#### Task statement
Please list every line in the entries below that contains the word "Text".

— START OF The data —

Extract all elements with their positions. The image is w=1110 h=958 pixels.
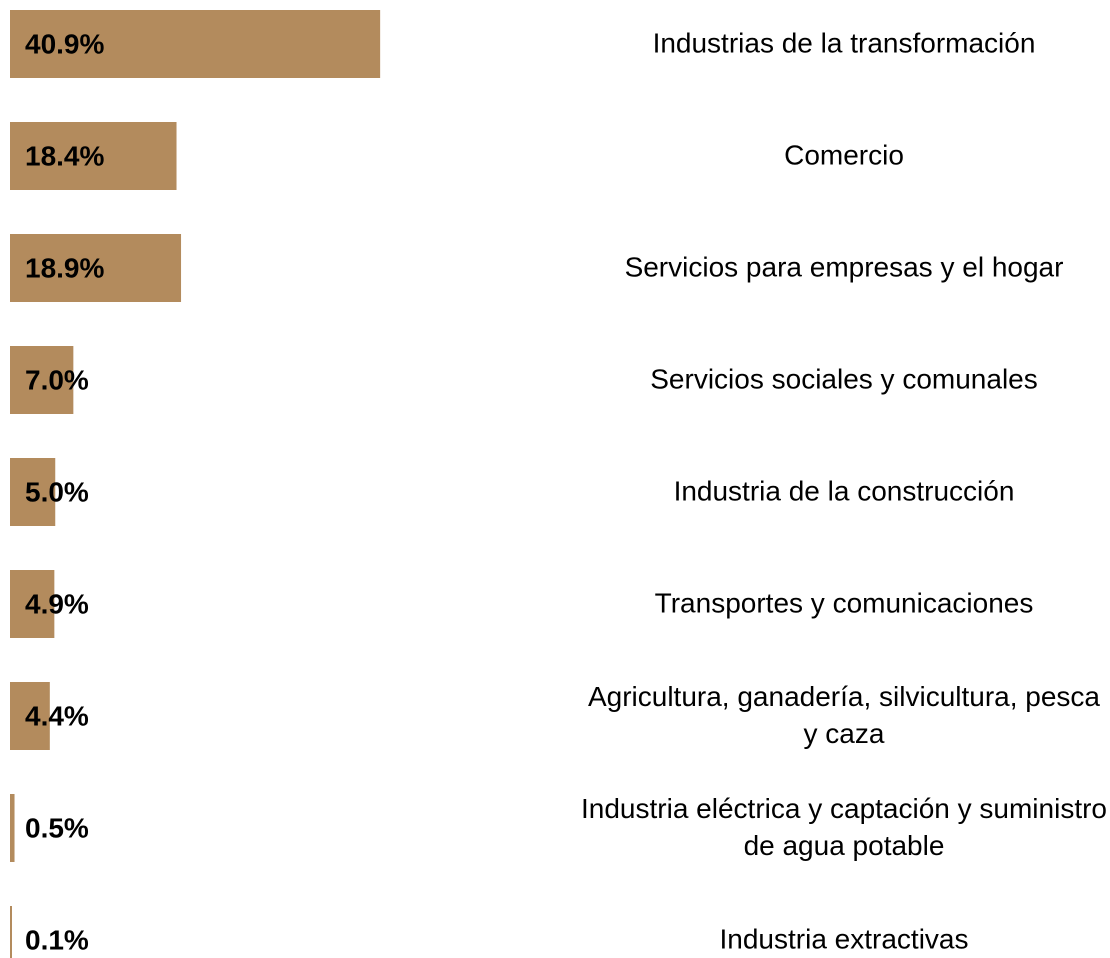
category-label: Servicios sociales y comunales [650, 363, 1038, 395]
category-label: Agricultura, ganadería, silvicultura, pe… [587, 681, 1101, 749]
value-label: 0.5% [25, 812, 89, 843]
bar [10, 906, 12, 958]
category-label: Industria de la construcción [673, 475, 1015, 507]
value-label: 7.0% [25, 364, 89, 395]
value-label: 4.4% [25, 700, 89, 731]
value-label: 5.0% [25, 476, 89, 507]
category-label: Industria extractivas [719, 923, 969, 955]
value-label: 0.1% [25, 924, 89, 955]
bar [10, 10, 381, 78]
category-label: Industria eléctrica y captación y sumini… [581, 793, 1107, 861]
value-label: 18.9% [25, 252, 104, 283]
bar [10, 346, 74, 414]
category-label: Comercio [784, 139, 904, 171]
category-label: Transportes y comunicaciones [654, 587, 1034, 619]
bar [10, 234, 182, 302]
category-label: Servicios para empresas y el hogar [624, 251, 1064, 283]
bar [10, 570, 55, 638]
bar [10, 794, 15, 862]
bar [10, 458, 56, 526]
bar [10, 122, 177, 190]
bar [10, 682, 50, 750]
value-label: 18.4% [25, 140, 104, 171]
value-label: 4.9% [25, 588, 89, 619]
category-label: Industrias de la transformación [652, 27, 1036, 59]
value-label: 40.9% [25, 28, 104, 59]
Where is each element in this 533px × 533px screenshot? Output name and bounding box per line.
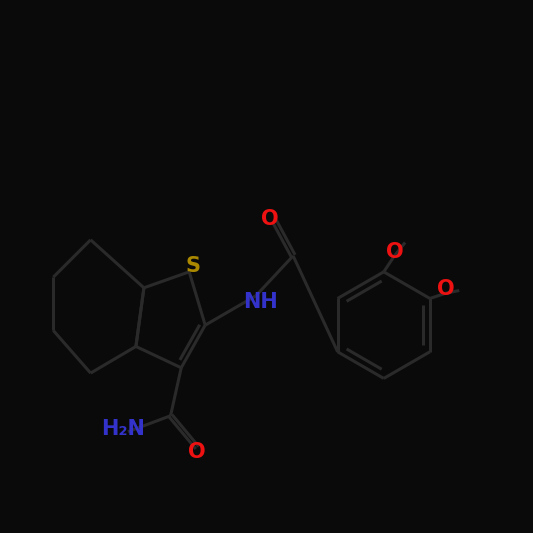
Text: S: S [186, 256, 201, 277]
Text: H₂N: H₂N [101, 419, 144, 439]
Text: O: O [385, 242, 403, 262]
Text: NH: NH [243, 292, 278, 312]
Text: O: O [188, 442, 206, 462]
Text: O: O [437, 279, 455, 300]
Text: O: O [261, 208, 279, 229]
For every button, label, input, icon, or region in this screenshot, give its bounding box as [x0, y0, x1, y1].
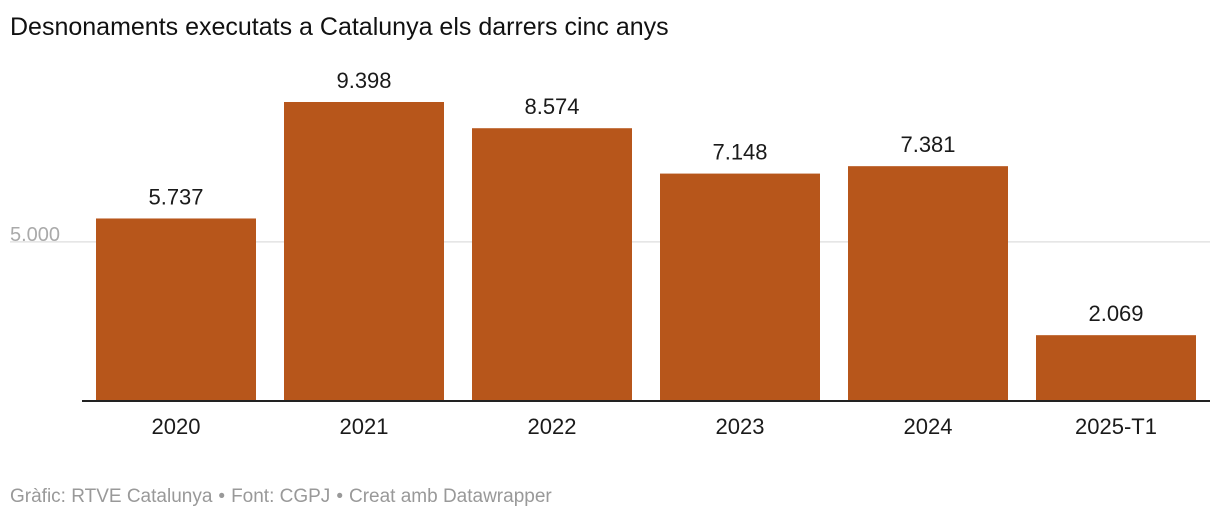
- footer-separator: •: [336, 486, 343, 507]
- value-label: 8.574: [524, 94, 579, 119]
- value-label: 7.148: [712, 140, 767, 165]
- footer-source: Font: CGPJ: [231, 486, 331, 507]
- x-tick-label: 2023: [716, 414, 765, 439]
- x-tick-label: 2021: [340, 414, 389, 439]
- x-axis-labels: 2020 2021 2022 2023 2024 2025-T1: [152, 414, 1157, 439]
- value-label: 5.737: [148, 184, 203, 209]
- bar-2020: [96, 218, 256, 401]
- bar-2024: [848, 166, 1008, 401]
- value-label: 7.381: [900, 132, 955, 157]
- x-tick-label: 2020: [152, 414, 201, 439]
- bar-2022: [472, 128, 632, 401]
- bar-chart: 5.000 5.737 9.398 8.574 7.148 7.381 2.069 202…: [10, 68, 1210, 439]
- x-tick-label: 2025-T1: [1075, 414, 1157, 439]
- bar-2023: [660, 173, 820, 401]
- bar-layer: [96, 102, 1196, 401]
- chart-title: Desnonaments executats a Catalunya els d…: [10, 13, 669, 41]
- x-tick-label: 2024: [904, 414, 953, 439]
- footer-separator: •: [218, 486, 226, 507]
- value-label: 9.398: [336, 68, 391, 93]
- chart-footer: Gràfic: RTVE Catalunya • Font: CGPJ • Creat …: [10, 485, 552, 509]
- value-label: 2.069: [1088, 301, 1143, 326]
- footer-tool: Creat amb Datawrapper: [348, 486, 552, 507]
- y-tick-label: 5.000: [10, 224, 60, 246]
- footer-credit: Gràfic: RTVE Catalunya: [10, 486, 213, 507]
- value-label-layer: 5.737 9.398 8.574 7.148 7.381 2.069: [148, 68, 1143, 326]
- bar-2025-T1: [1036, 335, 1196, 401]
- x-tick-label: 2022: [528, 414, 577, 439]
- bar-2021: [284, 102, 444, 401]
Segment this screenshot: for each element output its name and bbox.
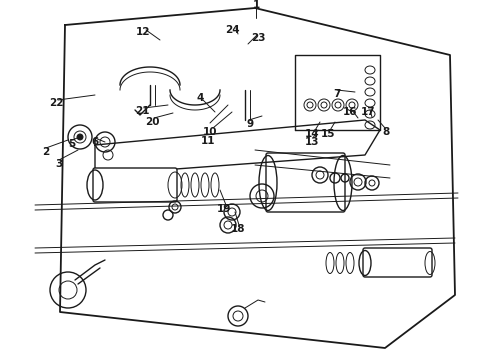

— END OF The data —

#### Solved problem
Text: S: S [186, 256, 201, 277]
Text: H₂N: H₂N [101, 419, 144, 439]
Text: O: O [385, 242, 403, 262]
Text: NH: NH [243, 292, 278, 312]
Text: O: O [188, 442, 206, 462]
Text: O: O [437, 279, 455, 300]
Text: O: O [261, 208, 279, 229]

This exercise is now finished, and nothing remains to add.